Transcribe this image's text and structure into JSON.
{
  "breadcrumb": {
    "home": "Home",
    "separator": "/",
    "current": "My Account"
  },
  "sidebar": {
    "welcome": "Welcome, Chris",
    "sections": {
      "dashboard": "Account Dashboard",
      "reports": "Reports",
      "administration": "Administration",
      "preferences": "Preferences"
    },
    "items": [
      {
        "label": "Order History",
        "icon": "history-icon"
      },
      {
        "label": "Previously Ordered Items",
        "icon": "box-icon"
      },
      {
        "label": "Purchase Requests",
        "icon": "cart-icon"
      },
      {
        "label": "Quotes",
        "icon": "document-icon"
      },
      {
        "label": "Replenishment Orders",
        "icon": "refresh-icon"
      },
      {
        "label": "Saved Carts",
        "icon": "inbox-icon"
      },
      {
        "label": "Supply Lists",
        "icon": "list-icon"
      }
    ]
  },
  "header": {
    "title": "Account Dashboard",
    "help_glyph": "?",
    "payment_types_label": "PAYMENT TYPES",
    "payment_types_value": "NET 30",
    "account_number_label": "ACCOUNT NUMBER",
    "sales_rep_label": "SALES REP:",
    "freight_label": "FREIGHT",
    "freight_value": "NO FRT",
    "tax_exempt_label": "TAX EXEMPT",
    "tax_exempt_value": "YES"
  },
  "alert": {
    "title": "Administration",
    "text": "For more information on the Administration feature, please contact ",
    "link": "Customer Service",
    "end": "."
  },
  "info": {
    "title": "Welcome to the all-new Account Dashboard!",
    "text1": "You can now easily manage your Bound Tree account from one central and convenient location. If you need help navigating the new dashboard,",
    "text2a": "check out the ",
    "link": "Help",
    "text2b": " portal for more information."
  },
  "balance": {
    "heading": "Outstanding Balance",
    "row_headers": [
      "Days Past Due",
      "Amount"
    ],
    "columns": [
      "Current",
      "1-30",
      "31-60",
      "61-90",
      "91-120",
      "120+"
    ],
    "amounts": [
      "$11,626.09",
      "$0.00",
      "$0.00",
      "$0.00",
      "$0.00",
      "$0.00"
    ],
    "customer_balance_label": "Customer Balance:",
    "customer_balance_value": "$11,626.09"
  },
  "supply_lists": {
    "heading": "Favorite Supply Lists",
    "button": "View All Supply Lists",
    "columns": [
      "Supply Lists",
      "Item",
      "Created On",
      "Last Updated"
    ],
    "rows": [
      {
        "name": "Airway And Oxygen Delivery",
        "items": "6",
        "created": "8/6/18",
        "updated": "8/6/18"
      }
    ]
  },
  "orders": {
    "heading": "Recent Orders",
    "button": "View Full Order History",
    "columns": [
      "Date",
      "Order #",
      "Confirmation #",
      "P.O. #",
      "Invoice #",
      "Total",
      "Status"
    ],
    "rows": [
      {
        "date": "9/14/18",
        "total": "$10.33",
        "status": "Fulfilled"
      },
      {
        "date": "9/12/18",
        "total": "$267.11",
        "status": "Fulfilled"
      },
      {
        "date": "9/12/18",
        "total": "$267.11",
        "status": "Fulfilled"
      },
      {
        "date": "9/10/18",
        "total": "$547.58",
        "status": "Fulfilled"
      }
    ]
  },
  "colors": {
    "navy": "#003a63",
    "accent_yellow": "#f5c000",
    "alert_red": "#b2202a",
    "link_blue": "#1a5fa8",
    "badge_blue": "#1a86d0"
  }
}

INSTRUCTIONS TO FOLLOW:
Write the complete data out, exactly as above.

SOLVED PROBLEM:
Transcribe this image's text and structure into JSON.
{
  "breadcrumb": {
    "home": "Home",
    "separator": "/",
    "current": "My Account"
  },
  "sidebar": {
    "welcome": "Welcome, Chris",
    "sections": {
      "dashboard": "Account Dashboard",
      "reports": "Reports",
      "administration": "Administration",
      "preferences": "Preferences"
    },
    "items": [
      {
        "label": "Order History",
        "icon": "history-icon"
      },
      {
        "label": "Previously Ordered Items",
        "icon": "box-icon"
      },
      {
        "label": "Purchase Requests",
        "icon": "cart-icon"
      },
      {
        "label": "Quotes",
        "icon": "document-icon"
      },
      {
        "label": "Replenishment Orders",
        "icon": "refresh-icon"
      },
      {
        "label": "Saved Carts",
        "icon": "inbox-icon"
      },
      {
        "label": "Supply Lists",
        "icon": "list-icon"
      }
    ]
  },
  "header": {
    "title": "Account Dashboard",
    "help_glyph": "?",
    "payment_types_label": "PAYMENT TYPES",
    "payment_types_value": "NET 30",
    "account_number_label": "ACCOUNT NUMBER",
    "sales_rep_label": "SALES REP:",
    "freight_label": "FREIGHT",
    "freight_value": "NO FRT",
    "tax_exempt_label": "TAX EXEMPT",
    "tax_exempt_value": "YES"
  },
  "alert": {
    "title": "Administration",
    "text": "For more information on the Administration feature, please contact ",
    "link": "Customer Service",
    "end": "."
  },
  "info": {
    "title": "Welcome to the all-new Account Dashboard!",
    "text1": "You can now easily manage your Bound Tree account from one central and convenient location. If you need help navigating the new dashboard,",
    "text2a": "check out the ",
    "link": "Help",
    "text2b": " portal for more information."
  },
  "balance": {
    "heading": "Outstanding Balance",
    "row_headers": [
      "Days Past Due",
      "Amount"
    ],
    "columns": [
      "Current",
      "1-30",
      "31-60",
      "61-90",
      "91-120",
      "120+"
    ],
    "amounts": [
      "$11,626.09",
      "$0.00",
      "$0.00",
      "$0.00",
      "$0.00",
      "$0.00"
    ],
    "customer_balance_label": "Customer Balance:",
    "customer_balance_value": "$11,626.09"
  },
  "supply_lists": {
    "heading": "Favorite Supply Lists",
    "button": "View All Supply Lists",
    "columns": [
      "Supply Lists",
      "Item",
      "Created On",
      "Last Updated"
    ],
    "rows": [
      {
        "name": "Airway And Oxygen Delivery",
        "items": "6",
        "created": "8/6/18",
        "updated": "8/6/18"
      }
    ]
  },
  "orders": {
    "heading": "Recent Orders",
    "button": "View Full Order History",
    "columns": [
      "Date",
      "Order #",
      "Confirmation #",
      "P.O. #",
      "Invoice #",
      "Total",
      "Status"
    ],
    "rows": [
      {
        "date": "9/14/18",
        "total": "$10.33",
        "status": "Fulfilled"
      },
      {
        "date": "9/12/18",
        "total": "$267.11",
        "status": "Fulfilled"
      },
      {
        "date": "9/12/18",
        "total": "$267.11",
        "status": "Fulfilled"
      },
      {
        "date": "9/10/18",
        "total": "$547.58",
        "status": "Fulfilled"
      }
    ]
  },
  "colors": {
    "navy": "#003a63",
    "accent_yellow": "#f5c000",
    "alert_red": "#b2202a",
    "link_blue": "#1a5fa8",
    "badge_blue": "#1a86d0"
  }
}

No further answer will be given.